__TASK BRIEF__
Write out the whole listing again, exactly as given.

====================

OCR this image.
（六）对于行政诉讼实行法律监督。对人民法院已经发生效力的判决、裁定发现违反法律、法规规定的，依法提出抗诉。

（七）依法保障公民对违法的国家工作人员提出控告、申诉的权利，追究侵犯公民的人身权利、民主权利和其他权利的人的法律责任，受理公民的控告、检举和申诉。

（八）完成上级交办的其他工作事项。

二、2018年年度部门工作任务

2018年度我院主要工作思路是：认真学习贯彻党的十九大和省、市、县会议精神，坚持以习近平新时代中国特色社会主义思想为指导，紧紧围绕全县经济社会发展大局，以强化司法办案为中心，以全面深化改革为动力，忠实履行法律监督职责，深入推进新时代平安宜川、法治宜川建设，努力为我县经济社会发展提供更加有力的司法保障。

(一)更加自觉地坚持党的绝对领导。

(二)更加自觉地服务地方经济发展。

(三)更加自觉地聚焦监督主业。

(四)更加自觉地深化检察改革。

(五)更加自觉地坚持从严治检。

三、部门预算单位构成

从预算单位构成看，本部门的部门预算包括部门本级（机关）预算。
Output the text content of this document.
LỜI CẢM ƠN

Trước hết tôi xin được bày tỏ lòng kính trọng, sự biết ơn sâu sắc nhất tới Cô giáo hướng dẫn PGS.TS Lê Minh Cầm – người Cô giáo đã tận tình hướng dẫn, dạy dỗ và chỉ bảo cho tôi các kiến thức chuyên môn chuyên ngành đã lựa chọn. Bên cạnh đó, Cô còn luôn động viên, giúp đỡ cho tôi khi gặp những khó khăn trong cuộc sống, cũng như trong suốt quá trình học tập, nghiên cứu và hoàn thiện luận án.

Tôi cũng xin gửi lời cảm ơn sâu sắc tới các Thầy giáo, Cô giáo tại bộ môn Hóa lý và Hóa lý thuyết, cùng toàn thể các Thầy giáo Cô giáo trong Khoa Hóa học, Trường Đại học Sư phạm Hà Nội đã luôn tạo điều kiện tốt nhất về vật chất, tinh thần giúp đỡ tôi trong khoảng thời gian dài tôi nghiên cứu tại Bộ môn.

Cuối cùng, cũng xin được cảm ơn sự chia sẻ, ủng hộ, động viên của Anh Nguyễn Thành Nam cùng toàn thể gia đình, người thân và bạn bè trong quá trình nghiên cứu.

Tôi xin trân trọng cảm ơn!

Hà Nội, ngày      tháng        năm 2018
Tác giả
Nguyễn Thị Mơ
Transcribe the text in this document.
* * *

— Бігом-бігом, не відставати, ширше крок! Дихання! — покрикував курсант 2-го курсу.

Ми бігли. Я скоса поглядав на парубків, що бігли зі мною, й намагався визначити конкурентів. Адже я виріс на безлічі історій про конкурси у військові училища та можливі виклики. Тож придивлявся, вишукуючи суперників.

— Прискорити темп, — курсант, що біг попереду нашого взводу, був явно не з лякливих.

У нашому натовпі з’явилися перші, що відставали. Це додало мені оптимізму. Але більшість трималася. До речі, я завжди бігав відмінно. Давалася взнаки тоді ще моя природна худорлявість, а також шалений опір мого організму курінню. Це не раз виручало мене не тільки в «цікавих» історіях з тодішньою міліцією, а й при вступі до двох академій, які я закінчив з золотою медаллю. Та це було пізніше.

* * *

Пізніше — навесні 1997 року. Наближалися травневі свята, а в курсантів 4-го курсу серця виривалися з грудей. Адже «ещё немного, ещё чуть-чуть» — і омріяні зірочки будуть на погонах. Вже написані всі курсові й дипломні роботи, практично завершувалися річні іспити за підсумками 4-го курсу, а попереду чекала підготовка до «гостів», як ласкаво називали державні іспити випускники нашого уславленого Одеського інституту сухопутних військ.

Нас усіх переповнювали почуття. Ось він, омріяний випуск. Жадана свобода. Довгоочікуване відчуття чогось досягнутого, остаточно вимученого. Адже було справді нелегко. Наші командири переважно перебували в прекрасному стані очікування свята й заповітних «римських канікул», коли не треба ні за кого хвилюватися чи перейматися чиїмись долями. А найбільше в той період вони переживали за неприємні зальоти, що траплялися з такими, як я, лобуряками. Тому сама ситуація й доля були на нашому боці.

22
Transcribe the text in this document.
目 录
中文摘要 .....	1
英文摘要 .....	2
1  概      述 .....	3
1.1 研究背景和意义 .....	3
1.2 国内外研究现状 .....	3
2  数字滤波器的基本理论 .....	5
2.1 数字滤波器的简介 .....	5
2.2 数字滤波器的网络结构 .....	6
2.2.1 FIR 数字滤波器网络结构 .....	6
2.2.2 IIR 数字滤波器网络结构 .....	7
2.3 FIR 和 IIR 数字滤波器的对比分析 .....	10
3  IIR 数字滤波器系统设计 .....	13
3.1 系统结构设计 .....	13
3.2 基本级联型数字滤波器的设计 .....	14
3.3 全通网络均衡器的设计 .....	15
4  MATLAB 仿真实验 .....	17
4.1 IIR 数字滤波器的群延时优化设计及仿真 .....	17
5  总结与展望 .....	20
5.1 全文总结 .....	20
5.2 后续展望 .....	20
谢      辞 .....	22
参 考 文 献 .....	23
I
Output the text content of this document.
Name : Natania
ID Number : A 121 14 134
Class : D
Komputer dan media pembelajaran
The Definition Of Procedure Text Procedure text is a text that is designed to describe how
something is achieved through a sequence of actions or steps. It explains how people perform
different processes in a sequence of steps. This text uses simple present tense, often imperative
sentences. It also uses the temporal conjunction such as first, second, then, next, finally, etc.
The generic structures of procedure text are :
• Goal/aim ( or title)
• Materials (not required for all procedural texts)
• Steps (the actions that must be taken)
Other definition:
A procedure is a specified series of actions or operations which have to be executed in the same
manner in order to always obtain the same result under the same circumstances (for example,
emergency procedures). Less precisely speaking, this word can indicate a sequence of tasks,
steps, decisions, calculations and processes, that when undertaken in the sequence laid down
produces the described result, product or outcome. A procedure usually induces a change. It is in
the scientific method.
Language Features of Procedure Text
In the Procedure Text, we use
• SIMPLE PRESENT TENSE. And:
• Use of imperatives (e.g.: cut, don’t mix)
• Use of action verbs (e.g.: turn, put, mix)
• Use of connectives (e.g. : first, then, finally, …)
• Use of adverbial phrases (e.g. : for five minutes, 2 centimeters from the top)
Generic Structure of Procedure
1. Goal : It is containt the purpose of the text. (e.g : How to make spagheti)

====================

__FINISHED EXERCISE__
OCR this image.
（六）对于行政诉讼实行法律监督。对人民法院已经发生效力的判决、裁定发现违反法律、法规规定的，依法提出抗诉。

（七）依法保障公民对违法的国家工作人员提出控告、申诉的权利，追究侵犯公民的人身权利、民主权利和其他权利的人的法律责任，受理公民的控告、检举和申诉。

（八）完成上级交办的其他工作事项。

二、2018年年度部门工作任务

2018年度我院主要工作思路是：认真学习贯彻党的十九大和省、市、县会议精神，坚持以习近平新时代中国特色社会主义思想为指导，紧紧围绕全县经济社会发展大局，以强化司法办案为中心，以全面深化改革为动力，忠实履行法律监督职责，深入推进新时代平安宜川、法治宜川建设，努力为我县经济社会发展提供更加有力的司法保障。

(一)更加自觉地坚持党的绝对领导。

(二)更加自觉地服务地方经济发展。

(三)更加自觉地聚焦监督主业。

(四)更加自觉地深化检察改革。

(五)更加自觉地坚持从严治检。

三、部门预算单位构成

从预算单位构成看，本部门的部门预算包括部门本级（机关）预算。
Output the text content of this document.
LỜI CẢM ƠN

Trước hết tôi xin được bày tỏ lòng kính trọng, sự biết ơn sâu sắc nhất tới Cô giáo hướng dẫn PGS.TS Lê Minh Cầm – người Cô giáo đã tận tình hướng dẫn, dạy dỗ và chỉ bảo cho tôi các kiến thức chuyên môn chuyên ngành đã lựa chọn. Bên cạnh đó, Cô còn luôn động viên, giúp đỡ cho tôi khi gặp những khó khăn trong cuộc sống, cũng như trong suốt quá trình học tập, nghiên cứu và hoàn thiện luận án.

Tôi cũng xin gửi lời cảm ơn sâu sắc tới các Thầy giáo, Cô giáo tại bộ môn Hóa lý và Hóa lý thuyết, cùng toàn thể các Thầy giáo Cô giáo trong Khoa Hóa học, Trường Đại học Sư phạm Hà Nội đã luôn tạo điều kiện tốt nhất về vật chất, tinh thần giúp đỡ tôi trong khoảng thời gian dài tôi nghiên cứu tại Bộ môn.

Cuối cùng, cũng xin được cảm ơn sự chia sẻ, ủng hộ, động viên của Anh Nguyễn Thành Nam cùng toàn thể gia đình, người thân và bạn bè trong quá trình nghiên cứu.

Tôi xin trân trọng cảm ơn!

Hà Nội, ngày      tháng        năm 2018
Tác giả
Nguyễn Thị Mơ
Transcribe the text in this document.
* * *

— Бігом-бігом, не відставати, ширше крок! Дихання! — покрикував курсант 2-го курсу.

Ми бігли. Я скоса поглядав на парубків, що бігли зі мною, й намагався визначити конкурентів. Адже я виріс на безлічі історій про конкурси у військові училища та можливі виклики. Тож придивлявся, вишукуючи суперників.

— Прискорити темп, — курсант, що біг попереду нашого взводу, був явно не з лякливих.

У нашому натовпі з’явилися перші, що відставали. Це додало мені оптимізму. Але більшість трималася. До речі, я завжди бігав відмінно. Давалася взнаки тоді ще моя природна худорлявість, а також шалений опір мого організму курінню. Це не раз виручало мене не тільки в «цікавих» історіях з тодішньою міліцією, а й при вступі до двох академій, які я закінчив з золотою медаллю. Та це було пізніше.

* * *

Пізніше — навесні 1997 року. Наближалися травневі свята, а в курсантів 4-го курсу серця виривалися з грудей. Адже «ещё немного, ещё чуть-чуть» — і омріяні зірочки будуть на погонах. Вже написані всі курсові й дипломні роботи, практично завершувалися річні іспити за підсумками 4-го курсу, а попереду чекала підготовка до «гостів», як ласкаво називали державні іспити випускники нашого уславленого Одеського інституту сухопутних військ.

Нас усіх переповнювали почуття. Ось він, омріяний випуск. Жадана свобода. Довгоочікуване відчуття чогось досягнутого, остаточно вимученого. Адже було справді нелегко. Наші командири переважно перебували в прекрасному стані очікування свята й заповітних «римських канікул», коли не треба ні за кого хвилюватися чи перейматися чиїмись долями. А найбільше в той період вони переживали за неприємні зальоти, що траплялися з такими, як я, лобуряками. Тому сама ситуація й доля були на нашому боці.

22
Transcribe the text in this document.
目 录
中文摘要 .....	1
英文摘要 .....	2
1  概      述 .....	3
1.1 研究背景和意义 .....	3
1.2 国内外研究现状 .....	3
2  数字滤波器的基本理论 .....	5
2.1 数字滤波器的简介 .....	5
2.2 数字滤波器的网络结构 .....	6
2.2.1 FIR 数字滤波器网络结构 .....	6
2.2.2 IIR 数字滤波器网络结构 .....	7
2.3 FIR 和 IIR 数字滤波器的对比分析 .....	10
3  IIR 数字滤波器系统设计 .....	13
3.1 系统结构设计 .....	13
3.2 基本级联型数字滤波器的设计 .....	14
3.3 全通网络均衡器的设计 .....	15
4  MATLAB 仿真实验 .....	17
4.1 IIR 数字滤波器的群延时优化设计及仿真 .....	17
5  总结与展望 .....	20
5.1 全文总结 .....	20
5.2 后续展望 .....	20
谢      辞 .....	22
参 考 文 献 .....	23
I
Output the text content of this document.
Name : Natania
ID Number : A 121 14 134
Class : D
Komputer dan media pembelajaran
The Definition Of Procedure Text Procedure text is a text that is designed to describe how
something is achieved through a sequence of actions or steps. It explains how people perform
different processes in a sequence of steps. This text uses simple present tense, often imperative
sentences. It also uses the temporal conjunction such as first, second, then, next, finally, etc.
The generic structures of procedure text are :
• Goal/aim ( or title)
• Materials (not required for all procedural texts)
• Steps (the actions that must be taken)
Other definition:
A procedure is a specified series of actions or operations which have to be executed in the same
manner in order to always obtain the same result under the same circumstances (for example,
emergency procedures). Less precisely speaking, this word can indicate a sequence of tasks,
steps, decisions, calculations and processes, that when undertaken in the sequence laid down
produces the described result, product or outcome. A procedure usually induces a change. It is in
the scientific method.
Language Features of Procedure Text
In the Procedure Text, we use
• SIMPLE PRESENT TENSE. And:
• Use of imperatives (e.g.: cut, don’t mix)
• Use of action verbs (e.g.: turn, put, mix)
• Use of connectives (e.g. : first, then, finally, …)
• Use of adverbial phrases (e.g. : for five minutes, 2 centimeters from the top)
Generic Structure of Procedure
1. Goal : It is containt the purpose of the text. (e.g : How to make spagheti)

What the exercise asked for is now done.